• Exercise directions:
Only the lines from the one containing "Type out the text in this image." to the end of the records belong in the output; print them exactly.

--- begin Record extracts ---

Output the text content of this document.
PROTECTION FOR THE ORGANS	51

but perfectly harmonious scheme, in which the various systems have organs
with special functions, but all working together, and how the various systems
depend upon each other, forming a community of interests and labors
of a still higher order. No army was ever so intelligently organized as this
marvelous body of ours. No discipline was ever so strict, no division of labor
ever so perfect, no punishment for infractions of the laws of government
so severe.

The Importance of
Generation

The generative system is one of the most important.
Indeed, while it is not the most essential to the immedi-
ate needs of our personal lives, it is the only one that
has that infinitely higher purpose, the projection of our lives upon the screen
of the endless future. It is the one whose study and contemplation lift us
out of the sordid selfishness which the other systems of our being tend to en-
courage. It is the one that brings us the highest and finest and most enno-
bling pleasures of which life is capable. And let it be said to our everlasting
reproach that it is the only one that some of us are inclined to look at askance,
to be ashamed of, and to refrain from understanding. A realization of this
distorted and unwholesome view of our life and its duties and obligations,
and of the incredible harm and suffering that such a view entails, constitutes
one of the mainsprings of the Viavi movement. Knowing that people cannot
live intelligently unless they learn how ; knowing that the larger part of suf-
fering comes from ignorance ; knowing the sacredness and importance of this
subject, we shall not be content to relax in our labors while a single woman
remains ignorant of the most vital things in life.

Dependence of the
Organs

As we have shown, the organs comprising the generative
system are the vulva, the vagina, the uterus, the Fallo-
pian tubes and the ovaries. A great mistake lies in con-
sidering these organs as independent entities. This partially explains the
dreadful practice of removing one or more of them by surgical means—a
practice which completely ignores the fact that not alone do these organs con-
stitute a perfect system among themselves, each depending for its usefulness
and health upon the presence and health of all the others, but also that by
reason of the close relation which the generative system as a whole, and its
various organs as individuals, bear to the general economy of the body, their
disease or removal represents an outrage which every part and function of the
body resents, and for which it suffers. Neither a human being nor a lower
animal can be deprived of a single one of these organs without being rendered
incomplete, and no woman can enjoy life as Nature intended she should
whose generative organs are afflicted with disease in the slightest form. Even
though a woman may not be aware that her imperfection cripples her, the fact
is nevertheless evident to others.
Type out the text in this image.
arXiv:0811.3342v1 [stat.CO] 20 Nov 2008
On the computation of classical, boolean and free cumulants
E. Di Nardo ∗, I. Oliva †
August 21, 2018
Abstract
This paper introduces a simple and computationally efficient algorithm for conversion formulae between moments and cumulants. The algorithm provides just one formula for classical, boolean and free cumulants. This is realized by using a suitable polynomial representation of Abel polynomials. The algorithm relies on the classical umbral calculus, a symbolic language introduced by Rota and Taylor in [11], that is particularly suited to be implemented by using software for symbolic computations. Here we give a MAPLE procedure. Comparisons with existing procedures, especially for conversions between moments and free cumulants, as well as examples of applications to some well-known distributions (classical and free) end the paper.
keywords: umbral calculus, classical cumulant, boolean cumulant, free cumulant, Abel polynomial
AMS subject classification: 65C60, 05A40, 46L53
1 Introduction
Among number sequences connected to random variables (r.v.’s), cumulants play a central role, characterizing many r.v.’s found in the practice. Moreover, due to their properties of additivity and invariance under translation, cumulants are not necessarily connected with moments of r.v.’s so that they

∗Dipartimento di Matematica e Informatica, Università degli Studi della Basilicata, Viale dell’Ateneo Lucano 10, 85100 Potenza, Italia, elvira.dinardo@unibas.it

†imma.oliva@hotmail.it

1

--- end Record extracts ---

• Solution below:
Type out the text in this image.
arXiv:0811.3342v1 [stat.CO] 20 Nov 2008
On the computation of classical, boolean and free cumulants
E. Di Nardo ∗, I. Oliva †
August 21, 2018
Abstract
This paper introduces a simple and computationally efficient algorithm for conversion formulae between moments and cumulants. The algorithm provides just one formula for classical, boolean and free cumulants. This is realized by using a suitable polynomial representation of Abel polynomials. The algorithm relies on the classical umbral calculus, a symbolic language introduced by Rota and Taylor in [11], that is particularly suited to be implemented by using software for symbolic computations. Here we give a MAPLE procedure. Comparisons with existing procedures, especially for conversions between moments and free cumulants, as well as examples of applications to some well-known distributions (classical and free) end the paper.
keywords: umbral calculus, classical cumulant, boolean cumulant, free cumulant, Abel polynomial
AMS subject classification: 65C60, 05A40, 46L53
1 Introduction
Among number sequences connected to random variables (r.v.’s), cumulants play a central role, characterizing many r.v.’s found in the practice. Moreover, due to their properties of additivity and invariance under translation, cumulants are not necessarily connected with moments of r.v.’s so that they

∗Dipartimento di Matematica e Informatica, Università degli Studi della Basilicata, Viale dell’Ateneo Lucano 10, 85100 Potenza, Italia, elvira.dinardo@unibas.it

†imma.oliva@hotmail.it

1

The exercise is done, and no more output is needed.